Task prompt: Copy out every line of the data below verbatim, leaving out the pictures.

Material for this task:
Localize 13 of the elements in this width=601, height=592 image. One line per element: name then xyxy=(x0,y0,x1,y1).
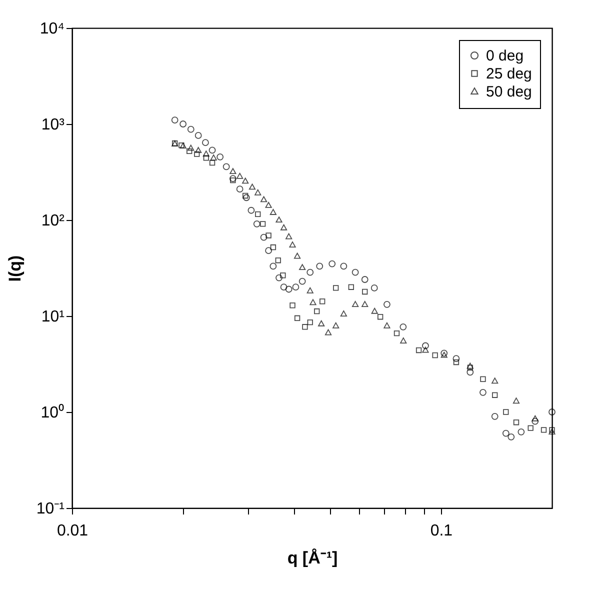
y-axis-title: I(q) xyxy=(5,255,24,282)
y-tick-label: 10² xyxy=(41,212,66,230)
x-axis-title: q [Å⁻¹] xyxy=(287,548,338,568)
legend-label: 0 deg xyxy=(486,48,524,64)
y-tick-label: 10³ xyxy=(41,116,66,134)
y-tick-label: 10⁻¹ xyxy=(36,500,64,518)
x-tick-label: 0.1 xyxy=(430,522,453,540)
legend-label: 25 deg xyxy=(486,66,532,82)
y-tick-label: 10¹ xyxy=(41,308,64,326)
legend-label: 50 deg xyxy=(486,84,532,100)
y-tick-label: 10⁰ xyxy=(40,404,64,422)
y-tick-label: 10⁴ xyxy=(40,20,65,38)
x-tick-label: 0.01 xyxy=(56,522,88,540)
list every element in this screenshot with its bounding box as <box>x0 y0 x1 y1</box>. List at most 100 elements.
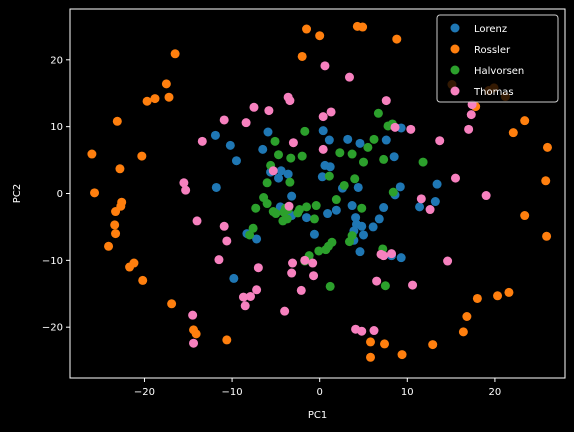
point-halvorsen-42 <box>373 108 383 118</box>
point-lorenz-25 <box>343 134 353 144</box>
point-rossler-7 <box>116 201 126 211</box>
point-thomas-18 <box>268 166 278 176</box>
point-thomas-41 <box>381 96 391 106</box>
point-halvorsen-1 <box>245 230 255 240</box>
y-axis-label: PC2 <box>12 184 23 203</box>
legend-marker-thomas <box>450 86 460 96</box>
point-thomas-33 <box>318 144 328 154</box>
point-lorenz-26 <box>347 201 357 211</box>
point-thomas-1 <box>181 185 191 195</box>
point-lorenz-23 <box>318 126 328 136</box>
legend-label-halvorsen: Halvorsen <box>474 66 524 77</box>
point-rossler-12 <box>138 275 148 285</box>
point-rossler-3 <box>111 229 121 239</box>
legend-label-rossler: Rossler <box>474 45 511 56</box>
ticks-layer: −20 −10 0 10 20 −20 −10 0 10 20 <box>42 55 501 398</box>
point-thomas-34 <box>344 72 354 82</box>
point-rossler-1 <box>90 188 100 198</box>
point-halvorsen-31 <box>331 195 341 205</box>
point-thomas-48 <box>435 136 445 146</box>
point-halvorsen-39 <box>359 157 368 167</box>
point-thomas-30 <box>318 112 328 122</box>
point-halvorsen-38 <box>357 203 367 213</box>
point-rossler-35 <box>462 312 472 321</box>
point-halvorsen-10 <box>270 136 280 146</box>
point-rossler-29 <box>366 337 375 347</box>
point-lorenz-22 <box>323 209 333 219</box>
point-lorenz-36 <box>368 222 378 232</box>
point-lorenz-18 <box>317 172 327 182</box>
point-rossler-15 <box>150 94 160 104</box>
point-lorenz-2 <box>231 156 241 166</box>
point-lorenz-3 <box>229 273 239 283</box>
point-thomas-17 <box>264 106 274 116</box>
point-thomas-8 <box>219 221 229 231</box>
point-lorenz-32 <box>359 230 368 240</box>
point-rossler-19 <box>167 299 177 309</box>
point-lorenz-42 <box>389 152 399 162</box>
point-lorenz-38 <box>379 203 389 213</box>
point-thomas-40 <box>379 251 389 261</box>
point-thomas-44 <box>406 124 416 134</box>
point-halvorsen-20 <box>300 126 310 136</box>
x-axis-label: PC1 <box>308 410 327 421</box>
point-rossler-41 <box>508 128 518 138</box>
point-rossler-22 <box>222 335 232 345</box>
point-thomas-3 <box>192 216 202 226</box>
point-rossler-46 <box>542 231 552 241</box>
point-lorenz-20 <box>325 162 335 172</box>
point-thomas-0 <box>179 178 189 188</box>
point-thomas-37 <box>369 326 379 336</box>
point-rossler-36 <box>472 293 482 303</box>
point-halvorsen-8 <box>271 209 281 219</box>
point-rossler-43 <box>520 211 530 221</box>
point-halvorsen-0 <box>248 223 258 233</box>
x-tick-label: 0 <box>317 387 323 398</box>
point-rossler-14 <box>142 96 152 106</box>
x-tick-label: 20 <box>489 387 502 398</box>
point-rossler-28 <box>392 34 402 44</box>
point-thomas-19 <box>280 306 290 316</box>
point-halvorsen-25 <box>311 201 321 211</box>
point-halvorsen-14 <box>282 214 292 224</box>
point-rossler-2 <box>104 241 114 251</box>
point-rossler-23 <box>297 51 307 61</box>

Task output:
Localize 13 of the elements in this width=601, height=592 image. One line per element: name then xyxy=(x0,y0,x1,y1).
y-axis-title: I(q) xyxy=(5,255,24,282)
y-tick-label: 10² xyxy=(41,212,66,230)
x-axis-title: q [Å⁻¹] xyxy=(287,548,338,568)
legend-label: 0 deg xyxy=(486,48,524,64)
y-tick-label: 10³ xyxy=(41,116,66,134)
y-tick-label: 10⁻¹ xyxy=(36,500,64,518)
x-tick-label: 0.1 xyxy=(430,522,453,540)
legend-label: 25 deg xyxy=(486,66,532,82)
y-tick-label: 10¹ xyxy=(41,308,64,326)
legend-label: 50 deg xyxy=(486,84,532,100)
y-tick-label: 10⁰ xyxy=(40,404,64,422)
y-tick-label: 10⁴ xyxy=(40,20,65,38)
x-tick-label: 0.01 xyxy=(56,522,88,540)
list every element in this screenshot with its bounding box as <box>x0 y0 x1 y1</box>. List at most 100 elements.
point-halvorsen-42 <box>373 108 383 118</box>
point-lorenz-25 <box>343 134 353 144</box>
point-rossler-7 <box>116 201 126 211</box>
point-thomas-18 <box>268 166 278 176</box>
point-thomas-41 <box>381 96 391 106</box>
point-halvorsen-1 <box>245 230 255 240</box>
y-axis-label: PC2 <box>12 184 23 203</box>
legend-marker-thomas <box>450 86 460 96</box>
point-thomas-33 <box>318 144 328 154</box>
point-lorenz-26 <box>347 201 357 211</box>
point-thomas-1 <box>181 185 191 195</box>
point-lorenz-23 <box>318 126 328 136</box>
legend-label-halvorsen: Halvorsen <box>474 66 524 77</box>
point-rossler-12 <box>138 275 148 285</box>
point-rossler-3 <box>111 229 121 239</box>
legend-label-rossler: Rossler <box>474 45 511 56</box>
ticks-layer: −20 −10 0 10 20 −20 −10 0 10 20 <box>42 55 501 398</box>
point-thomas-34 <box>344 72 354 82</box>
point-rossler-1 <box>90 188 100 198</box>
point-halvorsen-31 <box>331 195 341 205</box>
point-thomas-48 <box>435 136 445 146</box>
point-halvorsen-39 <box>359 157 368 167</box>
point-thomas-30 <box>318 112 328 122</box>
point-halvorsen-38 <box>357 203 367 213</box>
point-rossler-35 <box>462 312 472 321</box>
point-halvorsen-10 <box>270 136 280 146</box>
point-rossler-29 <box>366 337 375 347</box>
point-lorenz-22 <box>323 209 333 219</box>
point-lorenz-36 <box>368 222 378 232</box>
point-lorenz-18 <box>317 172 327 182</box>
point-rossler-15 <box>150 94 160 104</box>
point-lorenz-2 <box>231 156 241 166</box>
point-lorenz-3 <box>229 273 239 283</box>
point-thomas-17 <box>264 106 274 116</box>
point-thomas-8 <box>219 221 229 231</box>
point-lorenz-32 <box>359 230 368 240</box>
point-rossler-19 <box>167 299 177 309</box>
point-lorenz-42 <box>389 152 399 162</box>
point-lorenz-38 <box>379 203 389 213</box>
point-thomas-40 <box>379 251 389 261</box>
point-thomas-44 <box>406 124 416 134</box>
point-halvorsen-20 <box>300 126 310 136</box>
x-axis-label: PC1 <box>308 410 327 421</box>
point-rossler-41 <box>508 128 518 138</box>
point-rossler-22 <box>222 335 232 345</box>
point-thomas-3 <box>192 216 202 226</box>
point-rossler-46 <box>542 231 552 241</box>
point-lorenz-20 <box>325 162 335 172</box>
point-thomas-0 <box>179 178 189 188</box>
point-thomas-37 <box>369 326 379 336</box>
point-rossler-36 <box>472 293 482 303</box>
point-halvorsen-8 <box>271 209 281 219</box>
point-rossler-43 <box>520 211 530 221</box>
point-halvorsen-0 <box>248 223 258 233</box>
x-tick-label: 0 <box>317 387 323 398</box>
point-rossler-14 <box>142 96 152 106</box>
x-tick-label: 20 <box>489 387 502 398</box>
point-rossler-28 <box>392 34 402 44</box>
point-thomas-19 <box>280 306 290 316</box>
point-halvorsen-25 <box>311 201 321 211</box>
point-halvorsen-14 <box>282 214 292 224</box>
point-rossler-2 <box>104 241 114 251</box>
point-rossler-23 <box>297 51 307 61</box>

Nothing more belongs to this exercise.